Task description:
Every line from the one containing "What text is on this page?" to the final line of the material below must be reproduced exactly; leave out all other lines.

Data shown:
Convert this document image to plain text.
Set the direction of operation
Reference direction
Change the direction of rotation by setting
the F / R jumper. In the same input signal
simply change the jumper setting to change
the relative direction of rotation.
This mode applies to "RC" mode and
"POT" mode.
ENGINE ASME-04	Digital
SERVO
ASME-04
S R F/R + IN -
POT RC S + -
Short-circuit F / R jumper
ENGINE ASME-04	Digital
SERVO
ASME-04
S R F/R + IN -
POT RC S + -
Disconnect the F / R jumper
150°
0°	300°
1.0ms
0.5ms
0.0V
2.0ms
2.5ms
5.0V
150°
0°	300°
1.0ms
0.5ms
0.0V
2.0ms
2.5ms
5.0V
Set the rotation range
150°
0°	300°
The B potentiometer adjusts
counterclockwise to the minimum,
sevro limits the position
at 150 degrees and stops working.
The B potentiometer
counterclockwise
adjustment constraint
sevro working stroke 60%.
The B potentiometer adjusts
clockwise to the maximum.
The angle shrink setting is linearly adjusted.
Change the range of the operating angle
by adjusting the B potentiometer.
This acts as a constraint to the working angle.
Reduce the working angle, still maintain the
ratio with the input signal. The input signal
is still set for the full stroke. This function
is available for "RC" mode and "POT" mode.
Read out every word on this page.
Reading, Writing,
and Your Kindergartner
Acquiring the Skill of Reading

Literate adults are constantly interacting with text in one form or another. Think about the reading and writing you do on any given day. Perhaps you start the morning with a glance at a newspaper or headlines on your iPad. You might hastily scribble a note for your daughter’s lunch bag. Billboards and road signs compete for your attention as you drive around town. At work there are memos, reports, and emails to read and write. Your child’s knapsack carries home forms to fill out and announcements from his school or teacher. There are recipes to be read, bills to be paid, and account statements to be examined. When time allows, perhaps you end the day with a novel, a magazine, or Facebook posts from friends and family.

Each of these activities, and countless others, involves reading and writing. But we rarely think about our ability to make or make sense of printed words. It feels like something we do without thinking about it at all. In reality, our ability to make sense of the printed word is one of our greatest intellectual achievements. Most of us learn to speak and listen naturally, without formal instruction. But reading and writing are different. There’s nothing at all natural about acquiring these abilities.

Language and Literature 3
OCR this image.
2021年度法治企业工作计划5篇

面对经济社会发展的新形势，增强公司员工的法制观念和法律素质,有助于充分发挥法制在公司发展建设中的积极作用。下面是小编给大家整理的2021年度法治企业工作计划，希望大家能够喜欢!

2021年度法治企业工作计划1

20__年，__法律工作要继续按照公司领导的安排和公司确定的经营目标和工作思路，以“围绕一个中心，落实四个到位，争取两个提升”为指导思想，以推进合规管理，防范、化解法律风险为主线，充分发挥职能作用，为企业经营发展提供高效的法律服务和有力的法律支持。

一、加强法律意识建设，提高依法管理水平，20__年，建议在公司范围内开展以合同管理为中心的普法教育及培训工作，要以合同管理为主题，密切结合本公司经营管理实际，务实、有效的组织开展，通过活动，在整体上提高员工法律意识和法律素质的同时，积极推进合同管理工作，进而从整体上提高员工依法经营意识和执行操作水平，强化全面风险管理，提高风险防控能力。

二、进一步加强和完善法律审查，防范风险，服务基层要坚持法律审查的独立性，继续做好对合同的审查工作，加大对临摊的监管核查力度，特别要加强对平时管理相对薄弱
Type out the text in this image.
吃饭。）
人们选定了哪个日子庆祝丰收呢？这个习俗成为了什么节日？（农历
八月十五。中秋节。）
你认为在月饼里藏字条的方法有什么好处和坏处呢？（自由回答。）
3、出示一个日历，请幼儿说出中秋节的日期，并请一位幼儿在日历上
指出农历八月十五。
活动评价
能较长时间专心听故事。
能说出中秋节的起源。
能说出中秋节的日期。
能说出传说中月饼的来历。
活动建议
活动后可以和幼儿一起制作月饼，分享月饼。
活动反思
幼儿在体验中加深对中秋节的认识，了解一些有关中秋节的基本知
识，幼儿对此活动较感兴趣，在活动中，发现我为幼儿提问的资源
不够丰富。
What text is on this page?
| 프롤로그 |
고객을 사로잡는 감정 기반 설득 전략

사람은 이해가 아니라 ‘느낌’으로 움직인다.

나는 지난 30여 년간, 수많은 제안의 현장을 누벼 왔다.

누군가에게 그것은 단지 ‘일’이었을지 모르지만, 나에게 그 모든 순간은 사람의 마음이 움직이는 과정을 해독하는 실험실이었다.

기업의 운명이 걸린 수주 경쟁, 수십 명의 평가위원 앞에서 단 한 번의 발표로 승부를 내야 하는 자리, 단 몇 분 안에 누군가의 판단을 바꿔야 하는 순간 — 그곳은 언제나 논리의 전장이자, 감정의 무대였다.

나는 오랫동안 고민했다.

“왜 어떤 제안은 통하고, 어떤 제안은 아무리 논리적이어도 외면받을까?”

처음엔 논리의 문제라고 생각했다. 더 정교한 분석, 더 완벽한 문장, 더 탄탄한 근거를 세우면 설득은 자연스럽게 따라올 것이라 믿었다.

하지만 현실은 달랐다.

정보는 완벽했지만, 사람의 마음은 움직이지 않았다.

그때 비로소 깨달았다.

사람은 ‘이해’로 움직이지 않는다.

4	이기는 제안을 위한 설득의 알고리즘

Answer in full:
What text is on this page?
| 프롤로그 |
고객을 사로잡는 감정 기반 설득 전략

사람은 이해가 아니라 ‘느낌’으로 움직인다.

나는 지난 30여 년간, 수많은 제안의 현장을 누벼 왔다.

누군가에게 그것은 단지 ‘일’이었을지 모르지만, 나에게 그 모든 순간은 사람의 마음이 움직이는 과정을 해독하는 실험실이었다.

기업의 운명이 걸린 수주 경쟁, 수십 명의 평가위원 앞에서 단 한 번의 발표로 승부를 내야 하는 자리, 단 몇 분 안에 누군가의 판단을 바꿔야 하는 순간 — 그곳은 언제나 논리의 전장이자, 감정의 무대였다.

나는 오랫동안 고민했다.

“왜 어떤 제안은 통하고, 어떤 제안은 아무리 논리적이어도 외면받을까?”

처음엔 논리의 문제라고 생각했다. 더 정교한 분석, 더 완벽한 문장, 더 탄탄한 근거를 세우면 설득은 자연스럽게 따라올 것이라 믿었다.

하지만 현실은 달랐다.

정보는 완벽했지만, 사람의 마음은 움직이지 않았다.

그때 비로소 깨달았다.

사람은 ‘이해’로 움직이지 않는다.

4	이기는 제안을 위한 설득의 알고리즘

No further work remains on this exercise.